→ **Figure contents as structured data**:
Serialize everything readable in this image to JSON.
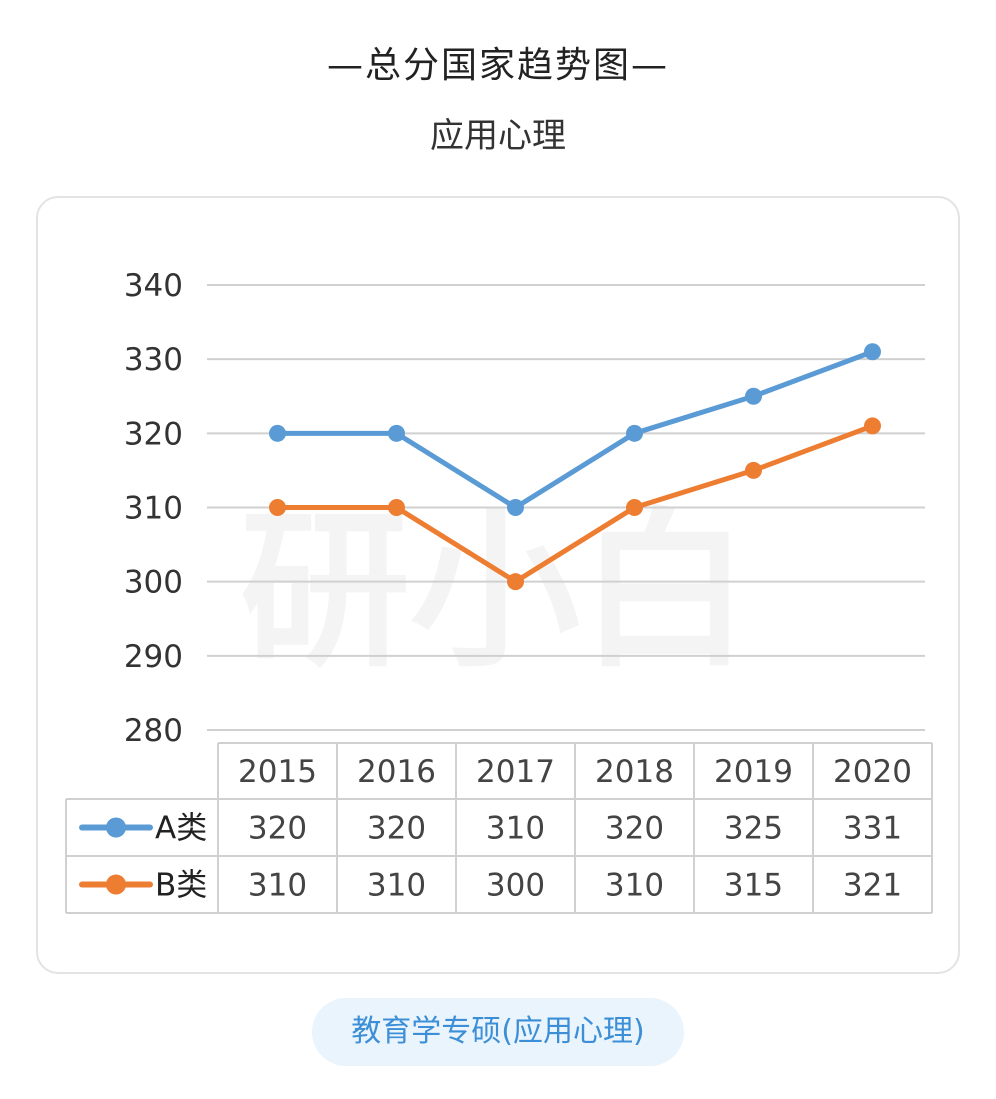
{
  "header": {
    "title": "—总分国家趋势图—",
    "subtitle": "应用心理"
  },
  "chart_data": {
    "type": "line",
    "title": "—总分国家趋势图—",
    "subtitle": "应用心理",
    "categories": [
      "2015",
      "2016",
      "2017",
      "2018",
      "2019",
      "2020"
    ],
    "series": [
      {
        "name": "A类",
        "values": [
          320,
          320,
          310,
          320,
          325,
          331
        ],
        "color": "#5b9bd5"
      },
      {
        "name": "B类",
        "values": [
          310,
          310,
          300,
          310,
          315,
          321
        ],
        "color": "#ed7d31"
      }
    ],
    "ylim": [
      280,
      340
    ],
    "yticks": [
      340,
      330,
      320,
      310,
      300,
      290,
      280
    ],
    "grid": true,
    "data_table": true
  },
  "watermark": {
    "text": "研小白"
  },
  "footer": {
    "label": "教育学专硕(应用心理)"
  },
  "colors": {
    "gridline": "#d0d0d0",
    "table_border": "#d0d0d0",
    "pill_bg": "#eaf4fd",
    "pill_text": "#3c8fd6"
  }
}
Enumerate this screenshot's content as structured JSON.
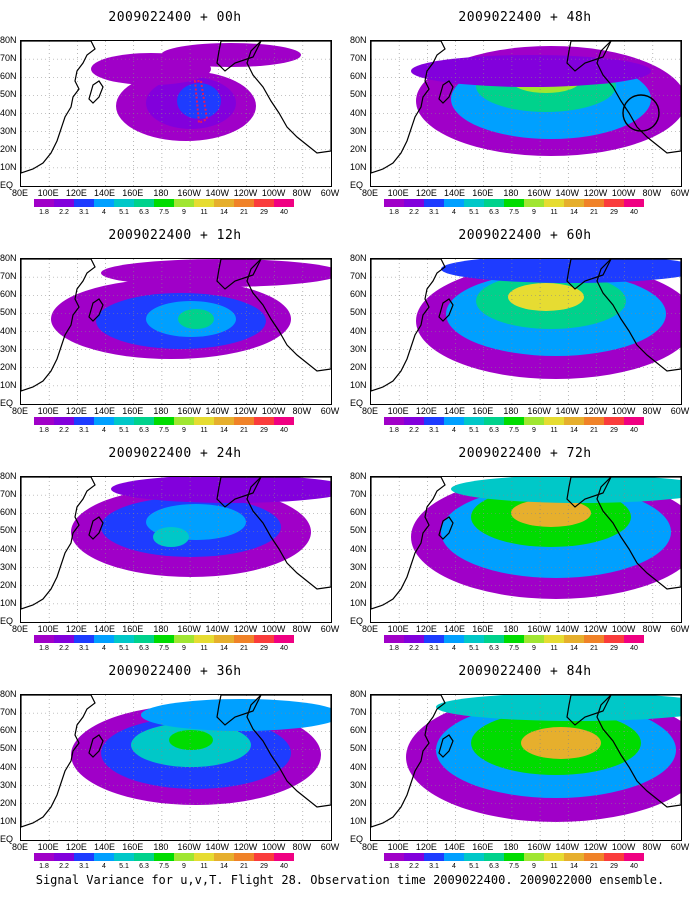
{
  "panels": [
    {
      "title": "2009022400 + 00h",
      "level": 0
    },
    {
      "title": "2009022400 + 48h",
      "level": 4
    },
    {
      "title": "2009022400 + 12h",
      "level": 1
    },
    {
      "title": "2009022400 + 60h",
      "level": 5
    },
    {
      "title": "2009022400 + 24h",
      "level": 2
    },
    {
      "title": "2009022400 + 72h",
      "level": 6
    },
    {
      "title": "2009022400 + 36h",
      "level": 3
    },
    {
      "title": "2009022400 + 84h",
      "level": 7
    }
  ],
  "lat_labels": [
    "80N",
    "70N",
    "60N",
    "50N",
    "40N",
    "30N",
    "20N",
    "10N",
    "EQ"
  ],
  "lon_labels": [
    "80E",
    "100E",
    "120E",
    "140E",
    "160E",
    "180",
    "160W",
    "140W",
    "120W",
    "100W",
    "80W",
    "60W"
  ],
  "colorbar": {
    "labels": [
      "1.8",
      "2.2",
      "3.1",
      "4",
      "5.1",
      "6.3",
      "7.5",
      "9",
      "11",
      "14",
      "21",
      "29",
      "40"
    ],
    "colors": [
      "#a000c8",
      "#8200dc",
      "#1e3cff",
      "#00a0ff",
      "#00c8c8",
      "#00d28c",
      "#00dc00",
      "#a0e632",
      "#e6dc32",
      "#e6af2d",
      "#f08228",
      "#fa3c3c",
      "#f00082"
    ]
  },
  "caption": "Signal Variance for u,v,T. Flight 28. Observation time 2009022400. 2009022000 ensemble."
}
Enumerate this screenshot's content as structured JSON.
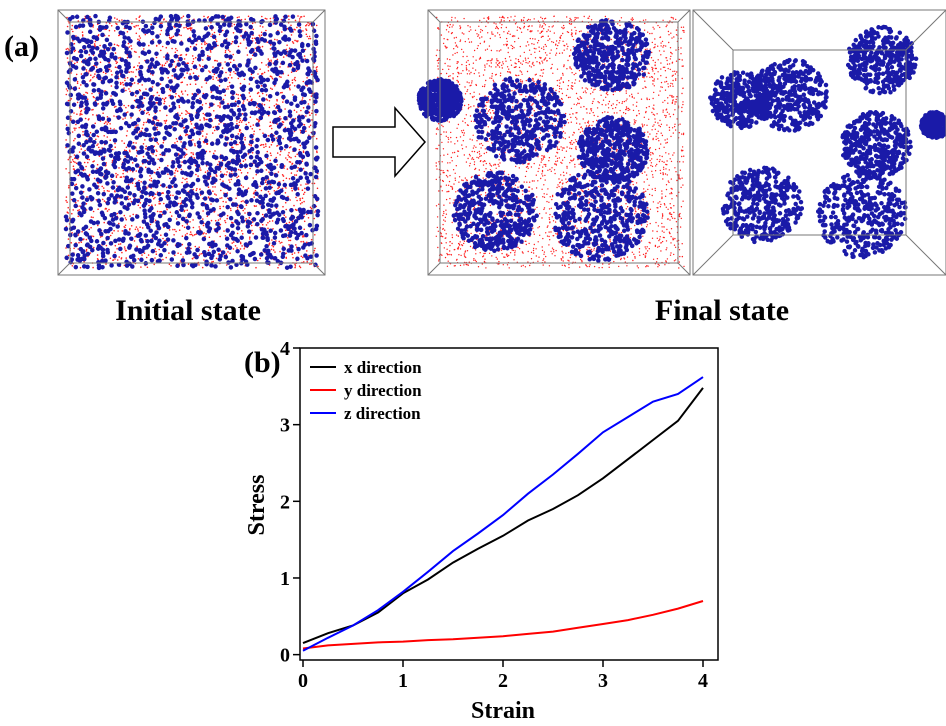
{
  "panel_a": {
    "label": "(a)",
    "initial_caption": "Initial state",
    "final_caption": "Final state"
  },
  "chart_data": {
    "type": "line",
    "panel_label": "(b)",
    "xlabel": "Strain",
    "ylabel": "Stress",
    "x": [
      0,
      0.25,
      0.5,
      0.75,
      1,
      1.25,
      1.5,
      1.75,
      2,
      2.25,
      2.5,
      2.75,
      3,
      3.25,
      3.5,
      3.75,
      4
    ],
    "series": [
      {
        "name": "x direction",
        "color": "#000000",
        "values": [
          0.15,
          0.28,
          0.38,
          0.55,
          0.8,
          0.98,
          1.2,
          1.38,
          1.55,
          1.75,
          1.9,
          2.08,
          2.3,
          2.55,
          2.8,
          3.05,
          3.48
        ]
      },
      {
        "name": "y direction",
        "color": "#ff0000",
        "values": [
          0.08,
          0.12,
          0.14,
          0.16,
          0.17,
          0.19,
          0.2,
          0.22,
          0.24,
          0.27,
          0.3,
          0.35,
          0.4,
          0.45,
          0.52,
          0.6,
          0.7
        ]
      },
      {
        "name": "z direction",
        "color": "#0000ff",
        "values": [
          0.05,
          0.22,
          0.38,
          0.58,
          0.82,
          1.08,
          1.35,
          1.58,
          1.82,
          2.1,
          2.35,
          2.62,
          2.9,
          3.1,
          3.3,
          3.4,
          3.62
        ]
      }
    ],
    "xlim": [
      -0.03,
      4.15
    ],
    "ylim": [
      -0.07,
      4
    ],
    "xticks": [
      0,
      1,
      2,
      3,
      4
    ],
    "yticks": [
      0,
      1,
      2,
      3,
      4
    ]
  }
}
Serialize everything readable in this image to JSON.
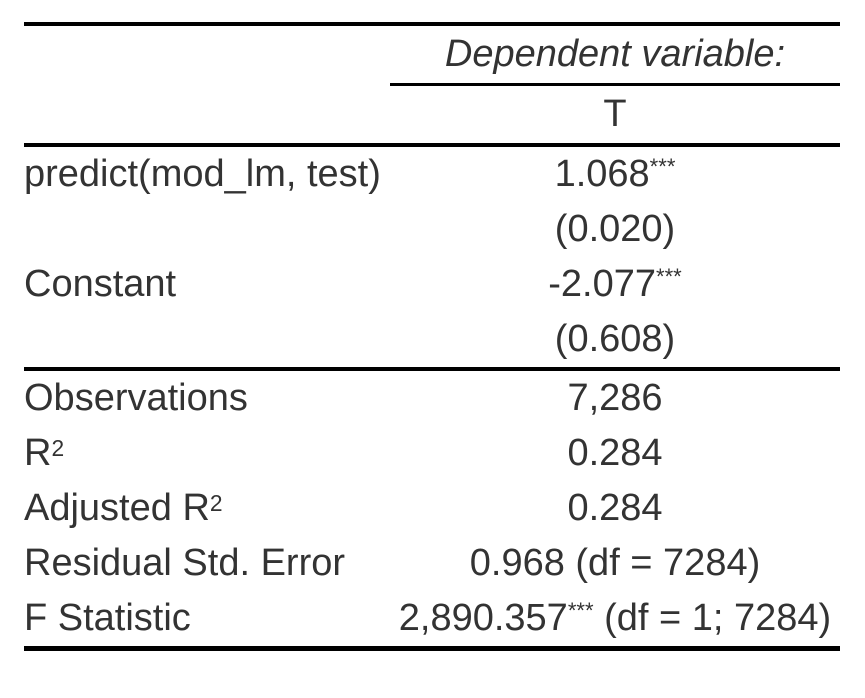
{
  "table": {
    "header": {
      "dependent_variable_label": "Dependent variable:",
      "column_label": "T"
    },
    "coefficients": [
      {
        "label": "predict(mod_lm, test)",
        "estimate": "1.068",
        "stars": "***",
        "std_error": "(0.020)"
      },
      {
        "label": "Constant",
        "estimate": "-2.077",
        "stars": "***",
        "std_error": "(0.608)"
      }
    ],
    "statistics": [
      {
        "label": "Observations",
        "value": "7,286"
      },
      {
        "label_base": "R",
        "label_sup": "2",
        "value": "0.284"
      },
      {
        "label_base": "Adjusted R",
        "label_sup": "2",
        "value": "0.284"
      },
      {
        "label": "Residual Std. Error",
        "value": "0.968 (df = 7284)"
      },
      {
        "label": "F Statistic",
        "value_main": "2,890.357",
        "value_stars": "***",
        "value_suffix": " (df = 1; 7284)"
      }
    ],
    "colors": {
      "background": "#ffffff",
      "text": "#333333",
      "rule": "#000000"
    }
  }
}
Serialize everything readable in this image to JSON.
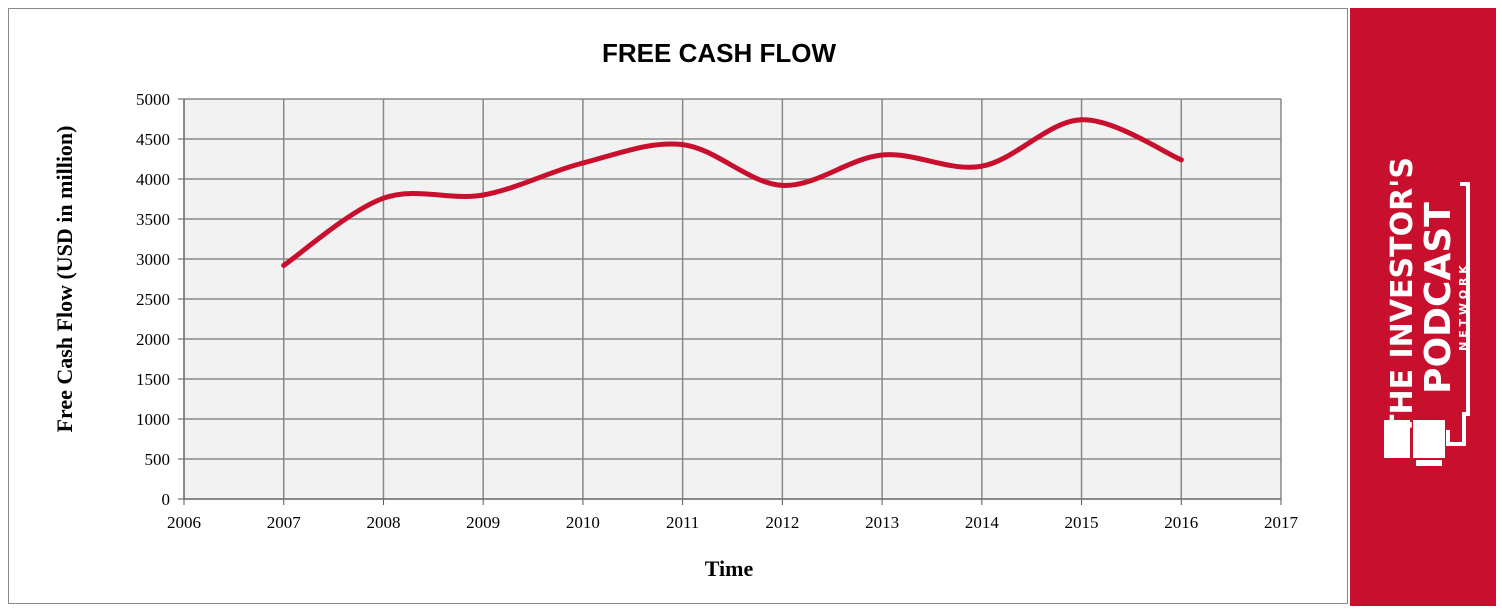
{
  "chart_data": {
    "type": "line",
    "title": "FREE CASH FLOW",
    "xlabel": "Time",
    "ylabel": "Free Cash Flow (USD in million)",
    "xlim": [
      2006,
      2017
    ],
    "ylim": [
      0,
      5000
    ],
    "x_ticks": [
      "2006",
      "2007",
      "2008",
      "2009",
      "2010",
      "2011",
      "2012",
      "2013",
      "2014",
      "2015",
      "2016",
      "2017"
    ],
    "y_ticks": [
      "0",
      "500",
      "1000",
      "1500",
      "2000",
      "2500",
      "3000",
      "3500",
      "4000",
      "4500",
      "5000"
    ],
    "grid": true,
    "series": [
      {
        "x": [
          2007,
          2008,
          2009,
          2010,
          2011,
          2012,
          2013,
          2014,
          2015,
          2016
        ],
        "values": [
          2920,
          3760,
          3800,
          4200,
          4430,
          3920,
          4300,
          4160,
          4740,
          4240
        ],
        "color": "#c8102e"
      }
    ]
  },
  "branding": {
    "line1": "THE INVESTOR'S",
    "line2": "PODCAST",
    "line3": "N E T W O R K",
    "background": "#c8102e"
  }
}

→ **EXERCISE**: Gather all lines with the string "level" from the data.

→ **WRITTEN ANSWER**:
      "level": 0
      "level": 4
      "level": 1
      "level": 5
      "level": 2
      "level": 6
      "level": 3
      "level": 7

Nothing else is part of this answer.